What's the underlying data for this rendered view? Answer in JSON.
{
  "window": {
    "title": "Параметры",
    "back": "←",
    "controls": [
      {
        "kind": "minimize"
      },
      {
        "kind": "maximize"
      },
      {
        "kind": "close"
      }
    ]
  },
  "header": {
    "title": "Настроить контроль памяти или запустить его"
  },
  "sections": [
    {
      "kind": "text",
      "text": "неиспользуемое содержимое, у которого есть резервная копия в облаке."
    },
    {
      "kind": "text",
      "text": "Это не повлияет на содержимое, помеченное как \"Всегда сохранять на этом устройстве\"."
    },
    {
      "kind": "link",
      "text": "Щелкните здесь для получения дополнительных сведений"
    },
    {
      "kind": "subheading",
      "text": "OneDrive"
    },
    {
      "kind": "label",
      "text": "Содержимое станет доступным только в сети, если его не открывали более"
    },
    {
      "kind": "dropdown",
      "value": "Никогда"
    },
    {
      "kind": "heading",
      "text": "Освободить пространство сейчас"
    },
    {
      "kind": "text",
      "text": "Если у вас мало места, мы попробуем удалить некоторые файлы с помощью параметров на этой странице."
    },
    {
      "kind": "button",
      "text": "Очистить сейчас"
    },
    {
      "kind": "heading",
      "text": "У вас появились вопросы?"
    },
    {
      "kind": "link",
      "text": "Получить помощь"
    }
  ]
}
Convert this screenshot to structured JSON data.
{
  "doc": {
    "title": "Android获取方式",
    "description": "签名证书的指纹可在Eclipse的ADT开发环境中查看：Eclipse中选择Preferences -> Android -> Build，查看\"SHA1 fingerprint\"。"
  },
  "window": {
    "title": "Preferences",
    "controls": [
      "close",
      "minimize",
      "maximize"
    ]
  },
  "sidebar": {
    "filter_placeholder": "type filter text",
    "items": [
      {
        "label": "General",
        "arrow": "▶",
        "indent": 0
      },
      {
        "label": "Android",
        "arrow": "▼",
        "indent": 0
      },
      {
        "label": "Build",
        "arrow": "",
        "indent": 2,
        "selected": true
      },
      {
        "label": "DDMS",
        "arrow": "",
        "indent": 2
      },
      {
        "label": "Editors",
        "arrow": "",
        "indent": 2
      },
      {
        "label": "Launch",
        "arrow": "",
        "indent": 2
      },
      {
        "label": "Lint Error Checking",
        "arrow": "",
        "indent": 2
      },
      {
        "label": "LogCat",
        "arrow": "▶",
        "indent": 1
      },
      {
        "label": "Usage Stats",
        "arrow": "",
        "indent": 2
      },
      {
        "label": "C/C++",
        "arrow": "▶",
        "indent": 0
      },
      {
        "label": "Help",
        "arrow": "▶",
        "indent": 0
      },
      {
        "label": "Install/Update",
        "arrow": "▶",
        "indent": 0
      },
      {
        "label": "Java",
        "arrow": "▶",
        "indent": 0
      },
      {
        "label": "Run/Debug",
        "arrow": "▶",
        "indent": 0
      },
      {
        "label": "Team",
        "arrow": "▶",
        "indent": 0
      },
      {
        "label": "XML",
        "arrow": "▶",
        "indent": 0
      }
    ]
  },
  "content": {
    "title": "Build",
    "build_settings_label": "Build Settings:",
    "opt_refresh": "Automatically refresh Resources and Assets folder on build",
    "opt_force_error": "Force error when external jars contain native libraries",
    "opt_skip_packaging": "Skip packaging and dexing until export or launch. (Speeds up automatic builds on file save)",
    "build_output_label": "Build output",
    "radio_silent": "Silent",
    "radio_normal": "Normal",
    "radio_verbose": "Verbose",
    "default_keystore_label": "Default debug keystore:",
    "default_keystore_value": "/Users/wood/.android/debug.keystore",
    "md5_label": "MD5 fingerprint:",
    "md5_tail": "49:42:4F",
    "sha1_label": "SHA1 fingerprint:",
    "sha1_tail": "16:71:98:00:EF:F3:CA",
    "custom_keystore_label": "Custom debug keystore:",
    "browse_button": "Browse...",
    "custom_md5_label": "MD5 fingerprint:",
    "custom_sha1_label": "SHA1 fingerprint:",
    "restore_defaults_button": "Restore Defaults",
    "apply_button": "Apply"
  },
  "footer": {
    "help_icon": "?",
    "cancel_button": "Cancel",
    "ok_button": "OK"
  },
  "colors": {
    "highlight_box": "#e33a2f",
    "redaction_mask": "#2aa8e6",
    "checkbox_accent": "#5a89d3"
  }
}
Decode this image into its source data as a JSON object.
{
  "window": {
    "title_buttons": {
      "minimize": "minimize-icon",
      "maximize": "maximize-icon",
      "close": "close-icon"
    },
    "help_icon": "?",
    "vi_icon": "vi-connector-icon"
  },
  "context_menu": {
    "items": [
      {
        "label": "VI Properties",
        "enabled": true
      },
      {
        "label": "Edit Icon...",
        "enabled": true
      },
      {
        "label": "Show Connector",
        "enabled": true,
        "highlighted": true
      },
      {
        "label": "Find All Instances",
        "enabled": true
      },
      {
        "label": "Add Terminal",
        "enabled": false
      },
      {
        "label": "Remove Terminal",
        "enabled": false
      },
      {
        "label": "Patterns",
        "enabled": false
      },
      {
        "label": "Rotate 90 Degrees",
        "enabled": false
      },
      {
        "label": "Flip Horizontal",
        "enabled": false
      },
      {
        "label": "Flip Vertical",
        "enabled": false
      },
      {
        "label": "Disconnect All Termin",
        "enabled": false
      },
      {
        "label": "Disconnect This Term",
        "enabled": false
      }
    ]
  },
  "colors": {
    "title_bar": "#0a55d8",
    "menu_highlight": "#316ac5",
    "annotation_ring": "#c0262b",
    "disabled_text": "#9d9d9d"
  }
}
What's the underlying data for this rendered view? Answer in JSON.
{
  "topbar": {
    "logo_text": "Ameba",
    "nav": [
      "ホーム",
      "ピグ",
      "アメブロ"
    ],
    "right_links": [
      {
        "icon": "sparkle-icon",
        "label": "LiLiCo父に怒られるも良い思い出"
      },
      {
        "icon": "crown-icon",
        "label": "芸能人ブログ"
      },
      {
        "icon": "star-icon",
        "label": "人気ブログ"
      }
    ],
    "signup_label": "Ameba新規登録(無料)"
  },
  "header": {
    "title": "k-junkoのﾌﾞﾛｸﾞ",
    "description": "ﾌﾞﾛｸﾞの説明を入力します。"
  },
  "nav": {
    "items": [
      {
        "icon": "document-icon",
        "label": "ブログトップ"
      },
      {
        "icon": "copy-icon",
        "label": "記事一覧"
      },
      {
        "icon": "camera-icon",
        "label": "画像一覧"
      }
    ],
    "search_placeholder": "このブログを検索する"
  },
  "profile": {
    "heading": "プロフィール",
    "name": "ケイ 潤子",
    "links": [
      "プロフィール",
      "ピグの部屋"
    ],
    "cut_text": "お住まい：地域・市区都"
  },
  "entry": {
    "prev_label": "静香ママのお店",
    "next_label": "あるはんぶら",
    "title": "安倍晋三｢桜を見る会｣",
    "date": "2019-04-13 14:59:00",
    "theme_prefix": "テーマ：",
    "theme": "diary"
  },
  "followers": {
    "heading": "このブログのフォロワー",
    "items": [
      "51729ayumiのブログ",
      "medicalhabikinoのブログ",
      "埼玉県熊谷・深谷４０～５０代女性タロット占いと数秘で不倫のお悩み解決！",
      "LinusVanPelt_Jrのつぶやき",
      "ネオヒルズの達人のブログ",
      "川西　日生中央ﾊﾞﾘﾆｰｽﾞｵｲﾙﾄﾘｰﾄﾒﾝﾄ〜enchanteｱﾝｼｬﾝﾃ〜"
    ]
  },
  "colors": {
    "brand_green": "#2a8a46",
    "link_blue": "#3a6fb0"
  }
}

☆ ☆ ☆ ☆

Copy all lines of the material above where the string "description" occurs.

    "description": "签名证书的指纹可在Eclipse的ADT开发环境中查看：Eclipse中选择Preferences -> Android -> Build，查看\"SHA1 fingerprint\"。"
    "description": "ﾌﾞﾛｸﾞの説明を入力します。"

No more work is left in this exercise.